**Request**
Repeat every record below exactly, but leave out any pictures.

**Working data**
☆ ☆ ☆
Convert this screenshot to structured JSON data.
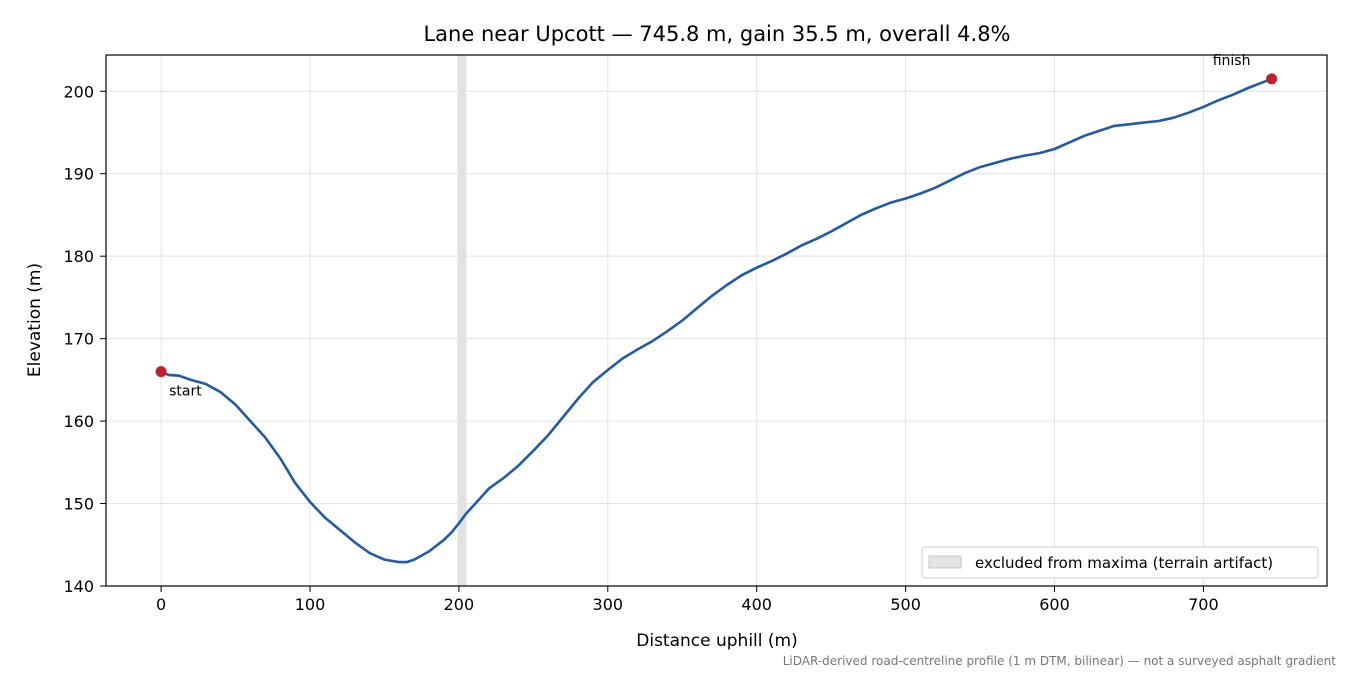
{
  "chart_data": {
    "type": "line",
    "title": "Lane near Upcott — 745.8 m, gain 35.5 m, overall 4.8%",
    "xlabel": "Distance uphill (m)",
    "ylabel": "Elevation (m)",
    "xlim": [
      -37,
      783
    ],
    "ylim": [
      140,
      204.4
    ],
    "x_ticks": [
      0,
      100,
      200,
      300,
      400,
      500,
      600,
      700
    ],
    "y_ticks": [
      140,
      150,
      160,
      170,
      180,
      190,
      200
    ],
    "x_tick_labels": [
      "0",
      "100",
      "200",
      "300",
      "400",
      "500",
      "600",
      "700"
    ],
    "y_tick_labels": [
      "140",
      "150",
      "160",
      "170",
      "180",
      "190",
      "200"
    ],
    "grid": true,
    "line_color": "#1f5aad",
    "marker_color": "#c0202a",
    "band_color": "#bdbdbd",
    "series": [
      {
        "x": [
          0,
          5,
          12,
          20,
          30,
          40,
          50,
          60,
          70,
          80,
          90,
          100,
          110,
          120,
          130,
          140,
          150,
          160,
          165,
          170,
          180,
          190,
          195,
          200,
          205,
          210,
          220,
          230,
          240,
          250,
          260,
          270,
          280,
          290,
          300,
          310,
          320,
          330,
          340,
          350,
          360,
          370,
          380,
          390,
          400,
          410,
          420,
          430,
          440,
          450,
          460,
          470,
          480,
          490,
          500,
          510,
          520,
          530,
          540,
          550,
          560,
          570,
          580,
          590,
          600,
          610,
          620,
          630,
          640,
          650,
          660,
          670,
          680,
          690,
          700,
          710,
          720,
          730,
          740,
          745.8
        ],
        "y": [
          166,
          165.6,
          165.5,
          165,
          164.5,
          163.5,
          162,
          160,
          158,
          155.5,
          152.5,
          150.2,
          148.3,
          146.8,
          145.3,
          144,
          143.2,
          142.9,
          142.9,
          143.2,
          144.2,
          145.6,
          146.5,
          147.6,
          148.8,
          149.8,
          151.8,
          153.1,
          154.6,
          156.4,
          158.3,
          160.5,
          162.7,
          164.7,
          166.2,
          167.6,
          168.7,
          169.7,
          170.9,
          172.2,
          173.7,
          175.2,
          176.5,
          177.7,
          178.6,
          179.4,
          180.3,
          181.3,
          182.1,
          183,
          184,
          185,
          185.8,
          186.5,
          187,
          187.6,
          188.3,
          189.2,
          190.1,
          190.8,
          191.3,
          191.8,
          192.2,
          192.5,
          193,
          193.8,
          194.6,
          195.2,
          195.8,
          196,
          196.2,
          196.4,
          196.8,
          197.4,
          198.1,
          198.9,
          199.6,
          200.4,
          201.1,
          201.5
        ]
      }
    ],
    "excluded_band": {
      "x_start": 199,
      "x_end": 205,
      "label": "excluded from maxima (terrain artifact)"
    },
    "markers": [
      {
        "x": 0,
        "y": 166,
        "label": "start"
      },
      {
        "x": 745.8,
        "y": 201.5,
        "label": "finish"
      }
    ],
    "legend_position": "lower-right",
    "footnote": "LiDAR-derived road-centreline profile (1 m DTM, bilinear) — not a surveyed asphalt gradient"
  }
}
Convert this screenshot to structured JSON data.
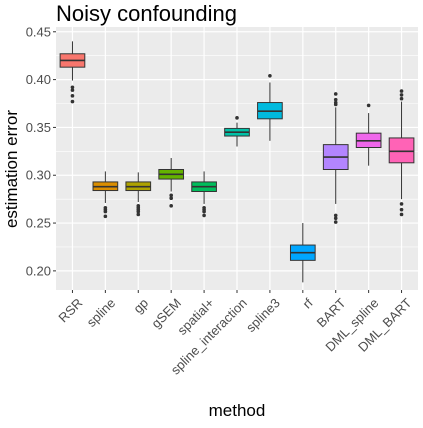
{
  "chart_data": {
    "type": "boxplot",
    "title": "Noisy confounding",
    "xlabel": "method",
    "ylabel": "estimation error",
    "ylim": [
      0.18,
      0.455
    ],
    "yticks": [
      0.2,
      0.25,
      0.3,
      0.35,
      0.4,
      0.45
    ],
    "ytick_labels": [
      "0.20",
      "0.25",
      "0.30",
      "0.35",
      "0.40",
      "0.45"
    ],
    "grid": true,
    "background": "#ebebeb",
    "legend": "none",
    "categories": [
      "RSR",
      "spline",
      "gp",
      "gSEM",
      "spatial+",
      "spline_interaction",
      "spline3",
      "rf",
      "BART",
      "DML_spline",
      "DML_BART"
    ],
    "boxes": [
      {
        "name": "RSR",
        "color": "#f8766d",
        "whisker_low": 0.399,
        "q1": 0.413,
        "median": 0.42,
        "q3": 0.427,
        "whisker_high": 0.44,
        "outliers": [
          0.392,
          0.389,
          0.383,
          0.377
        ]
      },
      {
        "name": "spline",
        "color": "#db8e00",
        "whisker_low": 0.271,
        "q1": 0.284,
        "median": 0.288,
        "q3": 0.293,
        "whisker_high": 0.304,
        "outliers": [
          0.266,
          0.264,
          0.262,
          0.257
        ]
      },
      {
        "name": "gp",
        "color": "#aea200",
        "whisker_low": 0.272,
        "q1": 0.284,
        "median": 0.288,
        "q3": 0.293,
        "whisker_high": 0.303,
        "outliers": [
          0.268,
          0.266,
          0.264,
          0.262,
          0.259
        ]
      },
      {
        "name": "gSEM",
        "color": "#64b200",
        "whisker_low": 0.283,
        "q1": 0.296,
        "median": 0.301,
        "q3": 0.306,
        "whisker_high": 0.318,
        "outliers": [
          0.279,
          0.276,
          0.268
        ]
      },
      {
        "name": "spatial+",
        "color": "#00bd5c",
        "whisker_low": 0.27,
        "q1": 0.283,
        "median": 0.288,
        "q3": 0.293,
        "whisker_high": 0.304,
        "outliers": [
          0.266,
          0.264,
          0.262,
          0.258
        ]
      },
      {
        "name": "spline_interaction",
        "color": "#00c1a7",
        "whisker_low": 0.33,
        "q1": 0.341,
        "median": 0.345,
        "q3": 0.349,
        "whisker_high": 0.355,
        "outliers": [
          0.36
        ]
      },
      {
        "name": "spline3",
        "color": "#00bade",
        "whisker_low": 0.336,
        "q1": 0.359,
        "median": 0.367,
        "q3": 0.376,
        "whisker_high": 0.397,
        "outliers": [
          0.404
        ]
      },
      {
        "name": "rf",
        "color": "#00a6ff",
        "whisker_low": 0.188,
        "q1": 0.211,
        "median": 0.219,
        "q3": 0.227,
        "whisker_high": 0.25,
        "outliers": []
      },
      {
        "name": "BART",
        "color": "#b385ff",
        "whisker_low": 0.27,
        "q1": 0.306,
        "median": 0.319,
        "q3": 0.332,
        "whisker_high": 0.371,
        "outliers": [
          0.385,
          0.379,
          0.376,
          0.374,
          0.258,
          0.255,
          0.251
        ]
      },
      {
        "name": "DML_spline",
        "color": "#ef67eb",
        "whisker_low": 0.31,
        "q1": 0.329,
        "median": 0.336,
        "q3": 0.344,
        "whisker_high": 0.365,
        "outliers": [
          0.373
        ]
      },
      {
        "name": "DML_BART",
        "color": "#ff63b6",
        "whisker_low": 0.275,
        "q1": 0.313,
        "median": 0.325,
        "q3": 0.339,
        "whisker_high": 0.377,
        "outliers": [
          0.388,
          0.384,
          0.38,
          0.27,
          0.264,
          0.259
        ]
      }
    ]
  }
}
☆ ☆ ☆
**Result**
Convert this screenshot to structured JSON data.
{
  "chart_data": {
    "type": "line",
    "title": "Lane near Upcott — 745.8 m, gain 35.5 m, overall 4.8%",
    "xlabel": "Distance uphill (m)",
    "ylabel": "Elevation (m)",
    "xlim": [
      -37,
      783
    ],
    "ylim": [
      140,
      204.4
    ],
    "x_ticks": [
      0,
      100,
      200,
      300,
      400,
      500,
      600,
      700
    ],
    "y_ticks": [
      140,
      150,
      160,
      170,
      180,
      190,
      200
    ],
    "x_tick_labels": [
      "0",
      "100",
      "200",
      "300",
      "400",
      "500",
      "600",
      "700"
    ],
    "y_tick_labels": [
      "140",
      "150",
      "160",
      "170",
      "180",
      "190",
      "200"
    ],
    "grid": true,
    "line_color": "#1f5aad",
    "marker_color": "#c0202a",
    "band_color": "#bdbdbd",
    "series": [
      {
        "x": [
          0,
          5,
          12,
          20,
          30,
          40,
          50,
          60,
          70,
          80,
          90,
          100,
          110,
          120,
          130,
          140,
          150,
          160,
          165,
          170,
          180,
          190,
          195,
          200,
          205,
          210,
          220,
          230,
          240,
          250,
          260,
          270,
          280,
          290,
          300,
          310,
          320,
          330,
          340,
          350,
          360,
          370,
          380,
          390,
          400,
          410,
          420,
          430,
          440,
          450,
          460,
          470,
          480,
          490,
          500,
          510,
          520,
          530,
          540,
          550,
          560,
          570,
          580,
          590,
          600,
          610,
          620,
          630,
          640,
          650,
          660,
          670,
          680,
          690,
          700,
          710,
          720,
          730,
          740,
          745.8
        ],
        "y": [
          166,
          165.6,
          165.5,
          165,
          164.5,
          163.5,
          162,
          160,
          158,
          155.5,
          152.5,
          150.2,
          148.3,
          146.8,
          145.3,
          144,
          143.2,
          142.9,
          142.9,
          143.2,
          144.2,
          145.6,
          146.5,
          147.6,
          148.8,
          149.8,
          151.8,
          153.1,
          154.6,
          156.4,
          158.3,
          160.5,
          162.7,
          164.7,
          166.2,
          167.6,
          168.7,
          169.7,
          170.9,
          172.2,
          173.7,
          175.2,
          176.5,
          177.7,
          178.6,
          179.4,
          180.3,
          181.3,
          182.1,
          183,
          184,
          185,
          185.8,
          186.5,
          187,
          187.6,
          188.3,
          189.2,
          190.1,
          190.8,
          191.3,
          191.8,
          192.2,
          192.5,
          193,
          193.8,
          194.6,
          195.2,
          195.8,
          196,
          196.2,
          196.4,
          196.8,
          197.4,
          198.1,
          198.9,
          199.6,
          200.4,
          201.1,
          201.5
        ]
      }
    ],
    "excluded_band": {
      "x_start": 199,
      "x_end": 205,
      "label": "excluded from maxima (terrain artifact)"
    },
    "markers": [
      {
        "x": 0,
        "y": 166,
        "label": "start"
      },
      {
        "x": 745.8,
        "y": 201.5,
        "label": "finish"
      }
    ],
    "legend_position": "lower-right",
    "footnote": "LiDAR-derived road-centreline profile (1 m DTM, bilinear) — not a surveyed asphalt gradient"
  }
}
Convert this screenshot to structured JSON data.
{
  "chart_data": {
    "type": "boxplot",
    "title": "Noisy confounding",
    "xlabel": "method",
    "ylabel": "estimation error",
    "ylim": [
      0.18,
      0.455
    ],
    "yticks": [
      0.2,
      0.25,
      0.3,
      0.35,
      0.4,
      0.45
    ],
    "ytick_labels": [
      "0.20",
      "0.25",
      "0.30",
      "0.35",
      "0.40",
      "0.45"
    ],
    "grid": true,
    "background": "#ebebeb",
    "legend": "none",
    "categories": [
      "RSR",
      "spline",
      "gp",
      "gSEM",
      "spatial+",
      "spline_interaction",
      "spline3",
      "rf",
      "BART",
      "DML_spline",
      "DML_BART"
    ],
    "boxes": [
      {
        "name": "RSR",
        "color": "#f8766d",
        "whisker_low": 0.399,
        "q1": 0.413,
        "median": 0.42,
        "q3": 0.427,
        "whisker_high": 0.44,
        "outliers": [
          0.392,
          0.389,
          0.383,
          0.377
        ]
      },
      {
        "name": "spline",
        "color": "#db8e00",
        "whisker_low": 0.271,
        "q1": 0.284,
        "median": 0.288,
        "q3": 0.293,
        "whisker_high": 0.304,
        "outliers": [
          0.266,
          0.264,
          0.262,
          0.257
        ]
      },
      {
        "name": "gp",
        "color": "#aea200",
        "whisker_low": 0.272,
        "q1": 0.284,
        "median": 0.288,
        "q3": 0.293,
        "whisker_high": 0.303,
        "outliers": [
          0.268,
          0.266,
          0.264,
          0.262,
          0.259
        ]
      },
      {
        "name": "gSEM",
        "color": "#64b200",
        "whisker_low": 0.283,
        "q1": 0.296,
        "median": 0.301,
        "q3": 0.306,
        "whisker_high": 0.318,
        "outliers": [
          0.279,
          0.276,
          0.268
        ]
      },
      {
        "name": "spatial+",
        "color": "#00bd5c",
        "whisker_low": 0.27,
        "q1": 0.283,
        "median": 0.288,
        "q3": 0.293,
        "whisker_high": 0.304,
        "outliers": [
          0.266,
          0.264,
          0.262,
          0.258
        ]
      },
      {
        "name": "spline_interaction",
        "color": "#00c1a7",
        "whisker_low": 0.33,
        "q1": 0.341,
        "median": 0.345,
        "q3": 0.349,
        "whisker_high": 0.355,
        "outliers": [
          0.36
        ]
      },
      {
        "name": "spline3",
        "color": "#00bade",
        "whisker_low": 0.336,
        "q1": 0.359,
        "median": 0.367,
        "q3": 0.376,
        "whisker_high": 0.397,
        "outliers": [
          0.404
        ]
      },
      {
        "name": "rf",
        "color": "#00a6ff",
        "whisker_low": 0.188,
        "q1": 0.211,
        "median": 0.219,
        "q3": 0.227,
        "whisker_high": 0.25,
        "outliers": []
      },
      {
        "name": "BART",
        "color": "#b385ff",
        "whisker_low": 0.27,
        "q1": 0.306,
        "median": 0.319,
        "q3": 0.332,
        "whisker_high": 0.371,
        "outliers": [
          0.385,
          0.379,
          0.376,
          0.374,
          0.258,
          0.255,
          0.251
        ]
      },
      {
        "name": "DML_spline",
        "color": "#ef67eb",
        "whisker_low": 0.31,
        "q1": 0.329,
        "median": 0.336,
        "q3": 0.344,
        "whisker_high": 0.365,
        "outliers": [
          0.373
        ]
      },
      {
        "name": "DML_BART",
        "color": "#ff63b6",
        "whisker_low": 0.275,
        "q1": 0.313,
        "median": 0.325,
        "q3": 0.339,
        "whisker_high": 0.377,
        "outliers": [
          0.388,
          0.384,
          0.38,
          0.27,
          0.264,
          0.259
        ]
      }
    ]
  }
}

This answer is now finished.